[Excerpt from a dataset]
-- begin --

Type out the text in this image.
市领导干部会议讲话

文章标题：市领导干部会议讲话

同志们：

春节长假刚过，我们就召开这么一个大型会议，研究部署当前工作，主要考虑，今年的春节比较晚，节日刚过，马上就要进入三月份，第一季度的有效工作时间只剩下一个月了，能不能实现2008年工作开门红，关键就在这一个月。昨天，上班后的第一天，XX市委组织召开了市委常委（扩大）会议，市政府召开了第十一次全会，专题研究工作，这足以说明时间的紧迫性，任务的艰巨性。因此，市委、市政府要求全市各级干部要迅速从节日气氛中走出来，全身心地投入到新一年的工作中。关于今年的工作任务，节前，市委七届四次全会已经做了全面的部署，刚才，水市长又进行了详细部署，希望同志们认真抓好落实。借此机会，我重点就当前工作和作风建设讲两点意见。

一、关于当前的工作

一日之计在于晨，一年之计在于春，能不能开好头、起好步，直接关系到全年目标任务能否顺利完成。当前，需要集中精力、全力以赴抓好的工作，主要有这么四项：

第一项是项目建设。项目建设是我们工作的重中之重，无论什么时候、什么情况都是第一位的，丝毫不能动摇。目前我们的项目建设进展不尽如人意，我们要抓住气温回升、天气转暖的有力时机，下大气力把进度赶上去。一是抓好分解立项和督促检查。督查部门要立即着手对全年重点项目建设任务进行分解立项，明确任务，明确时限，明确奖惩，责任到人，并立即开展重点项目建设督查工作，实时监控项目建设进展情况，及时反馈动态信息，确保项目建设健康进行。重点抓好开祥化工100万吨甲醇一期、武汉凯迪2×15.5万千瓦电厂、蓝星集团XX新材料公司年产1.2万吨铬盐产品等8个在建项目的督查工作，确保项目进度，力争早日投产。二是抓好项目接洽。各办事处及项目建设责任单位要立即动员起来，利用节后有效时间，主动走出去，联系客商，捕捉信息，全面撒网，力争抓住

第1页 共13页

-- end --

Your task is to print all of the records exactly.

- **SOLVED PROBLEM**
Type out the text in this image.
市领导干部会议讲话

文章标题：市领导干部会议讲话

同志们：

春节长假刚过，我们就召开这么一个大型会议，研究部署当前工作，主要考虑，今年的春节比较晚，节日刚过，马上就要进入三月份，第一季度的有效工作时间只剩下一个月了，能不能实现2008年工作开门红，关键就在这一个月。昨天，上班后的第一天，XX市委组织召开了市委常委（扩大）会议，市政府召开了第十一次全会，专题研究工作，这足以说明时间的紧迫性，任务的艰巨性。因此，市委、市政府要求全市各级干部要迅速从节日气氛中走出来，全身心地投入到新一年的工作中。关于今年的工作任务，节前，市委七届四次全会已经做了全面的部署，刚才，水市长又进行了详细部署，希望同志们认真抓好落实。借此机会，我重点就当前工作和作风建设讲两点意见。

一、关于当前的工作

一日之计在于晨，一年之计在于春，能不能开好头、起好步，直接关系到全年目标任务能否顺利完成。当前，需要集中精力、全力以赴抓好的工作，主要有这么四项：

第一项是项目建设。项目建设是我们工作的重中之重，无论什么时候、什么情况都是第一位的，丝毫不能动摇。目前我们的项目建设进展不尽如人意，我们要抓住气温回升、天气转暖的有力时机，下大气力把进度赶上去。一是抓好分解立项和督促检查。督查部门要立即着手对全年重点项目建设任务进行分解立项，明确任务，明确时限，明确奖惩，责任到人，并立即开展重点项目建设督查工作，实时监控项目建设进展情况，及时反馈动态信息，确保项目建设健康进行。重点抓好开祥化工100万吨甲醇一期、武汉凯迪2×15.5万千瓦电厂、蓝星集团XX新材料公司年产1.2万吨铬盐产品等8个在建项目的督查工作，确保项目进度，力争早日投产。二是抓好项目接洽。各办事处及项目建设责任单位要立即动员起来，利用节后有效时间，主动走出去，联系客商，捕捉信息，全面撒网，力争抓住

第1页 共13页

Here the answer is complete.